• [REQUIRED TASK]
Copy out each line of the material below that holds the string "PRISCILA".

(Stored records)
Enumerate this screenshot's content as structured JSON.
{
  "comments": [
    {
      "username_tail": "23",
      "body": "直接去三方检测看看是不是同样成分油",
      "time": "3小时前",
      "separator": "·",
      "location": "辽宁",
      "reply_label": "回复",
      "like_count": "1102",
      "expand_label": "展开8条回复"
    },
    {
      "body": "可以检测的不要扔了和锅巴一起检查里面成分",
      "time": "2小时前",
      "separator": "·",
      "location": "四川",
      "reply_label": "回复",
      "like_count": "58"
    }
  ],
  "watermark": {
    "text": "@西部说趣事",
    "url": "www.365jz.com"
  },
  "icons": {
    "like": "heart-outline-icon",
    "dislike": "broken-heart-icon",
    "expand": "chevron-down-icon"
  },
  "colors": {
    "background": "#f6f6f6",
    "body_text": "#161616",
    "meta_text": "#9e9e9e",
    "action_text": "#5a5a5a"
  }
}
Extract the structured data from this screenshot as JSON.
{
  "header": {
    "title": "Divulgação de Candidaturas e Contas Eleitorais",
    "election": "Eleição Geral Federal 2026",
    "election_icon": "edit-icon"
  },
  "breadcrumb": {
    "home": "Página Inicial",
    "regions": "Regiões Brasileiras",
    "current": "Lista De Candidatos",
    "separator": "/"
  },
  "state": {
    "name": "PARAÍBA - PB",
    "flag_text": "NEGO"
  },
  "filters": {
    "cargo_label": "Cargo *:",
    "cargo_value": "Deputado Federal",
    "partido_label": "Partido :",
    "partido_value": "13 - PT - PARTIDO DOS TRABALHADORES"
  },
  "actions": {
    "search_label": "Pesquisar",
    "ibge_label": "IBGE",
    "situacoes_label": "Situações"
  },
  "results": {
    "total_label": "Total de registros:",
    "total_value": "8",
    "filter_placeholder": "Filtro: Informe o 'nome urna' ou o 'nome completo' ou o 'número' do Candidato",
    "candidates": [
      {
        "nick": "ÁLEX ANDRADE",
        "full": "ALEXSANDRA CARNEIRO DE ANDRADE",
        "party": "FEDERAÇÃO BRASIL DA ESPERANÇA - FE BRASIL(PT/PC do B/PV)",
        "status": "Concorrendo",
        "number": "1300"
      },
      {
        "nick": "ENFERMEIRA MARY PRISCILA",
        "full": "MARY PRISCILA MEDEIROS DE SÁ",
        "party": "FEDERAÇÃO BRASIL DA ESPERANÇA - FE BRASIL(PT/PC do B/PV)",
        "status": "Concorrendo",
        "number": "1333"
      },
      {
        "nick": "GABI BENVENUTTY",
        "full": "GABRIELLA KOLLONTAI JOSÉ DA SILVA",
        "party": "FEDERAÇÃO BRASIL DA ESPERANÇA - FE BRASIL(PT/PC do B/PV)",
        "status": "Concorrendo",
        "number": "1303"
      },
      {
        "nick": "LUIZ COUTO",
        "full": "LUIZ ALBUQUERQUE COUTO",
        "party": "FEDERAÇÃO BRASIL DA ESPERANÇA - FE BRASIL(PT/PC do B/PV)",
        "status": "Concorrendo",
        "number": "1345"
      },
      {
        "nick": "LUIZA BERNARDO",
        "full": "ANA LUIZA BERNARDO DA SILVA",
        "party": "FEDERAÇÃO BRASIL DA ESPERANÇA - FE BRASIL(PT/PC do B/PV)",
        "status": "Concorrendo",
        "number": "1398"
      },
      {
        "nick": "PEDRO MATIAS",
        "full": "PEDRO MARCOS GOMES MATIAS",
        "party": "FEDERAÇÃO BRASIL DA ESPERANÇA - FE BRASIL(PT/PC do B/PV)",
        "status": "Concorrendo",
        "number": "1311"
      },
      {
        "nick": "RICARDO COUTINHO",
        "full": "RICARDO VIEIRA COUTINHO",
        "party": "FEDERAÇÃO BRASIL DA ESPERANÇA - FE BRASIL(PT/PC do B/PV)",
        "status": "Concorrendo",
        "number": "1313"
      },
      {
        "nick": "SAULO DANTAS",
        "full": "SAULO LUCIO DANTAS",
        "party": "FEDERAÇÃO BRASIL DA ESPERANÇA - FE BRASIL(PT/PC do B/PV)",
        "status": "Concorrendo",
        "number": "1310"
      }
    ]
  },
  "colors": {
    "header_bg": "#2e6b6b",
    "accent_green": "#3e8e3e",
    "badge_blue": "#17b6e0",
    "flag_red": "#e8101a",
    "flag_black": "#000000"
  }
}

• [FINAL RESULT]
        "nick": "ENFERMEIRA MARY PRISCILA",
        "full": "MARY PRISCILA MEDEIROS DE SÁ",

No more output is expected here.